### Directive:
All entries are to be quoted exactly; the images stay out of the copy.

### Working data:
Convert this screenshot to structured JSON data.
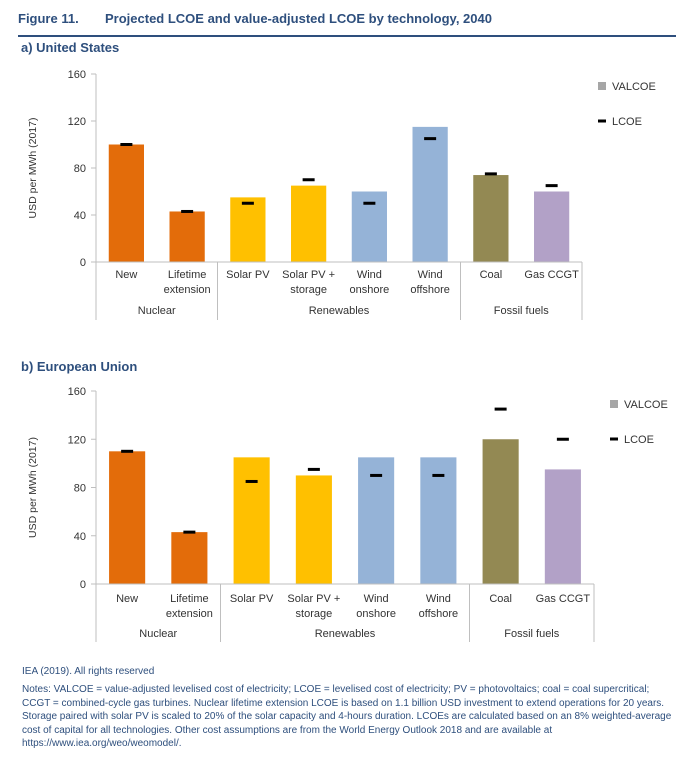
{
  "figure": {
    "number": "Figure 11.",
    "title": "Projected LCOE and value-adjusted LCOE by technology, 2040"
  },
  "colors": {
    "nuclear": "#e36c0a",
    "renewables_solar": "#ffc000",
    "renewables_wind": "#95b3d7",
    "coal": "#938953",
    "gas": "#b2a1c7",
    "valcoe_legend": "#a6a6a6",
    "lcoe_marker": "#000000",
    "title_blue": "#2e4f7d"
  },
  "legend": {
    "valcoe": "VALCOE",
    "lcoe": "LCOE"
  },
  "chart_data": [
    {
      "type": "bar",
      "panel_title": "a) United States",
      "ylabel": "USD per MWh (2017)",
      "ylim": [
        0,
        160
      ],
      "yticks": [
        0,
        40,
        80,
        120,
        160
      ],
      "categories": [
        [
          "New"
        ],
        [
          "Lifetime",
          "extension"
        ],
        [
          "Solar PV"
        ],
        [
          "Solar PV +",
          "storage"
        ],
        [
          "Wind",
          "onshore"
        ],
        [
          "Wind",
          "offshore"
        ],
        [
          "Coal"
        ],
        [
          "Gas CCGT"
        ]
      ],
      "groups": [
        {
          "name": "Nuclear",
          "count": 2
        },
        {
          "name": "Renewables",
          "count": 4
        },
        {
          "name": "Fossil fuels",
          "count": 2
        }
      ],
      "series": [
        {
          "name": "VALCOE",
          "values": [
            100,
            43,
            55,
            65,
            60,
            115,
            74,
            60
          ]
        },
        {
          "name": "LCOE",
          "values": [
            100,
            43,
            50,
            70,
            50,
            105,
            75,
            65
          ]
        }
      ],
      "bar_colors": [
        "nuclear",
        "nuclear",
        "renewables_solar",
        "renewables_solar",
        "renewables_wind",
        "renewables_wind",
        "coal",
        "gas"
      ],
      "legend_position": "top-right"
    },
    {
      "type": "bar",
      "panel_title": "b) European Union",
      "ylabel": "USD per MWh (2017)",
      "ylim": [
        0,
        160
      ],
      "yticks": [
        0,
        40,
        80,
        120,
        160
      ],
      "categories": [
        [
          "New"
        ],
        [
          "Lifetime",
          "extension"
        ],
        [
          "Solar PV"
        ],
        [
          "Solar PV +",
          "storage"
        ],
        [
          "Wind",
          "onshore"
        ],
        [
          "Wind",
          "offshore"
        ],
        [
          "Coal"
        ],
        [
          "Gas CCGT"
        ]
      ],
      "groups": [
        {
          "name": "Nuclear",
          "count": 2
        },
        {
          "name": "Renewables",
          "count": 4
        },
        {
          "name": "Fossil fuels",
          "count": 2
        }
      ],
      "series": [
        {
          "name": "VALCOE",
          "values": [
            110,
            43,
            105,
            90,
            105,
            105,
            120,
            95
          ]
        },
        {
          "name": "LCOE",
          "values": [
            110,
            43,
            85,
            95,
            90,
            90,
            145,
            120
          ]
        }
      ],
      "bar_colors": [
        "nuclear",
        "nuclear",
        "renewables_solar",
        "renewables_solar",
        "renewables_wind",
        "renewables_wind",
        "coal",
        "gas"
      ],
      "legend_position": "top-right"
    }
  ],
  "footer": {
    "credit": "IEA (2019). All rights reserved",
    "notes": "Notes: VALCOE = value-adjusted levelised cost of electricity; LCOE = levelised cost of electricity; PV = photovoltaics; coal = coal supercritical; CCGT = combined-cycle gas turbines. Nuclear lifetime extension LCOE is based on 1.1 billion USD investment to extend operations for 20 years. Storage paired with solar PV is scaled to 20% of the solar capacity and 4-hours duration. LCOEs are calculated based on an 8% weighted-average cost of capital for all technologies. Other cost assumptions are from the World Energy Outlook 2018 and are available at https://www.iea.org/weo/weomodel/."
  }
}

### Answer for the task:
Convert this screenshot to structured JSON data.
{
  "figure": {
    "number": "Figure 11.",
    "title": "Projected LCOE and value-adjusted LCOE by technology, 2040"
  },
  "colors": {
    "nuclear": "#e36c0a",
    "renewables_solar": "#ffc000",
    "renewables_wind": "#95b3d7",
    "coal": "#938953",
    "gas": "#b2a1c7",
    "valcoe_legend": "#a6a6a6",
    "lcoe_marker": "#000000",
    "title_blue": "#2e4f7d"
  },
  "legend": {
    "valcoe": "VALCOE",
    "lcoe": "LCOE"
  },
  "chart_data": [
    {
      "type": "bar",
      "panel_title": "a) United States",
      "ylabel": "USD per MWh (2017)",
      "ylim": [
        0,
        160
      ],
      "yticks": [
        0,
        40,
        80,
        120,
        160
      ],
      "categories": [
        [
          "New"
        ],
        [
          "Lifetime",
          "extension"
        ],
        [
          "Solar PV"
        ],
        [
          "Solar PV +",
          "storage"
        ],
        [
          "Wind",
          "onshore"
        ],
        [
          "Wind",
          "offshore"
        ],
        [
          "Coal"
        ],
        [
          "Gas CCGT"
        ]
      ],
      "groups": [
        {
          "name": "Nuclear",
          "count": 2
        },
        {
          "name": "Renewables",
          "count": 4
        },
        {
          "name": "Fossil fuels",
          "count": 2
        }
      ],
      "series": [
        {
          "name": "VALCOE",
          "values": [
            100,
            43,
            55,
            65,
            60,
            115,
            74,
            60
          ]
        },
        {
          "name": "LCOE",
          "values": [
            100,
            43,
            50,
            70,
            50,
            105,
            75,
            65
          ]
        }
      ],
      "bar_colors": [
        "nuclear",
        "nuclear",
        "renewables_solar",
        "renewables_solar",
        "renewables_wind",
        "renewables_wind",
        "coal",
        "gas"
      ],
      "legend_position": "top-right"
    },
    {
      "type": "bar",
      "panel_title": "b) European Union",
      "ylabel": "USD per MWh (2017)",
      "ylim": [
        0,
        160
      ],
      "yticks": [
        0,
        40,
        80,
        120,
        160
      ],
      "categories": [
        [
          "New"
        ],
        [
          "Lifetime",
          "extension"
        ],
        [
          "Solar PV"
        ],
        [
          "Solar PV +",
          "storage"
        ],
        [
          "Wind",
          "onshore"
        ],
        [
          "Wind",
          "offshore"
        ],
        [
          "Coal"
        ],
        [
          "Gas CCGT"
        ]
      ],
      "groups": [
        {
          "name": "Nuclear",
          "count": 2
        },
        {
          "name": "Renewables",
          "count": 4
        },
        {
          "name": "Fossil fuels",
          "count": 2
        }
      ],
      "series": [
        {
          "name": "VALCOE",
          "values": [
            110,
            43,
            105,
            90,
            105,
            105,
            120,
            95
          ]
        },
        {
          "name": "LCOE",
          "values": [
            110,
            43,
            85,
            95,
            90,
            90,
            145,
            120
          ]
        }
      ],
      "bar_colors": [
        "nuclear",
        "nuclear",
        "renewables_solar",
        "renewables_solar",
        "renewables_wind",
        "renewables_wind",
        "coal",
        "gas"
      ],
      "legend_position": "top-right"
    }
  ],
  "footer": {
    "credit": "IEA (2019). All rights reserved",
    "notes": "Notes: VALCOE = value-adjusted levelised cost of electricity; LCOE = levelised cost of electricity; PV = photovoltaics; coal = coal supercritical; CCGT = combined-cycle gas turbines. Nuclear lifetime extension LCOE is based on 1.1 billion USD investment to extend operations for 20 years. Storage paired with solar PV is scaled to 20% of the solar capacity and 4-hours duration. LCOEs are calculated based on an 8% weighted-average cost of capital for all technologies. Other cost assumptions are from the World Energy Outlook 2018 and are available at https://www.iea.org/weo/weomodel/."
  }
}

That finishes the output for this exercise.